WORK TO DO:
Exact reproduction of the data is required, with images excluded.

DATA FOR THIS TASK:
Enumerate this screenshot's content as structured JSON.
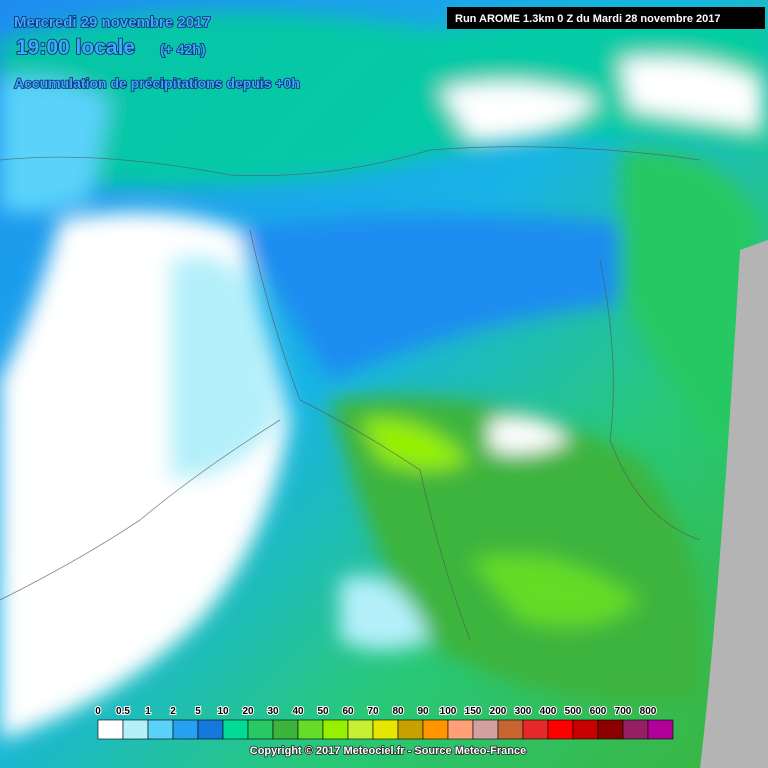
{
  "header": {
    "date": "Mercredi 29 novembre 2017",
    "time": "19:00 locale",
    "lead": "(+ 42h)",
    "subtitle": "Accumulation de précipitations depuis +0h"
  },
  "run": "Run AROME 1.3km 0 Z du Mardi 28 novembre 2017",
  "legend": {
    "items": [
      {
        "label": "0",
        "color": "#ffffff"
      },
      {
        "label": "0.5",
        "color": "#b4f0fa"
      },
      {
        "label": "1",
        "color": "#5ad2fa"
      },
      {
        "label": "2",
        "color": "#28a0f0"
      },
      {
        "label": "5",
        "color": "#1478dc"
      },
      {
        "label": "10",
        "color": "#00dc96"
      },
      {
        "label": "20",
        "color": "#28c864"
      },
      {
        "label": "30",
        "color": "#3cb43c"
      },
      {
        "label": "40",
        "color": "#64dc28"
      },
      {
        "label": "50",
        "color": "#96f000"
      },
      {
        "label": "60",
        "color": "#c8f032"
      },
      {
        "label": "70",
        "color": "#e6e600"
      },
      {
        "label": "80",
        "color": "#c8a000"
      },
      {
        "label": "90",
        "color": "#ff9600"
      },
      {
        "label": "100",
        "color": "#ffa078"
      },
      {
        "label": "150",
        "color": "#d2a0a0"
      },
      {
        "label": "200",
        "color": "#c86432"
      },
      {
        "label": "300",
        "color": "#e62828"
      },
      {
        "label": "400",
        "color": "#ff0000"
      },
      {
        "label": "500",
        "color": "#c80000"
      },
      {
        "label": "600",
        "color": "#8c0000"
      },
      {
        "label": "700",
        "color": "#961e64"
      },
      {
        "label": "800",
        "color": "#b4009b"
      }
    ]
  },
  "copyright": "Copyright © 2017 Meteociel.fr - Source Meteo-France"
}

OUTPUT FOR THIS TASK:
Enumerate this screenshot's content as structured JSON.
{
  "header": {
    "date": "Mercredi 29 novembre 2017",
    "time": "19:00 locale",
    "lead": "(+ 42h)",
    "subtitle": "Accumulation de précipitations depuis +0h"
  },
  "run": "Run AROME 1.3km 0 Z du Mardi 28 novembre 2017",
  "legend": {
    "items": [
      {
        "label": "0",
        "color": "#ffffff"
      },
      {
        "label": "0.5",
        "color": "#b4f0fa"
      },
      {
        "label": "1",
        "color": "#5ad2fa"
      },
      {
        "label": "2",
        "color": "#28a0f0"
      },
      {
        "label": "5",
        "color": "#1478dc"
      },
      {
        "label": "10",
        "color": "#00dc96"
      },
      {
        "label": "20",
        "color": "#28c864"
      },
      {
        "label": "30",
        "color": "#3cb43c"
      },
      {
        "label": "40",
        "color": "#64dc28"
      },
      {
        "label": "50",
        "color": "#96f000"
      },
      {
        "label": "60",
        "color": "#c8f032"
      },
      {
        "label": "70",
        "color": "#e6e600"
      },
      {
        "label": "80",
        "color": "#c8a000"
      },
      {
        "label": "90",
        "color": "#ff9600"
      },
      {
        "label": "100",
        "color": "#ffa078"
      },
      {
        "label": "150",
        "color": "#d2a0a0"
      },
      {
        "label": "200",
        "color": "#c86432"
      },
      {
        "label": "300",
        "color": "#e62828"
      },
      {
        "label": "400",
        "color": "#ff0000"
      },
      {
        "label": "500",
        "color": "#c80000"
      },
      {
        "label": "600",
        "color": "#8c0000"
      },
      {
        "label": "700",
        "color": "#961e64"
      },
      {
        "label": "800",
        "color": "#b4009b"
      }
    ]
  },
  "copyright": "Copyright © 2017 Meteociel.fr - Source Meteo-France"
}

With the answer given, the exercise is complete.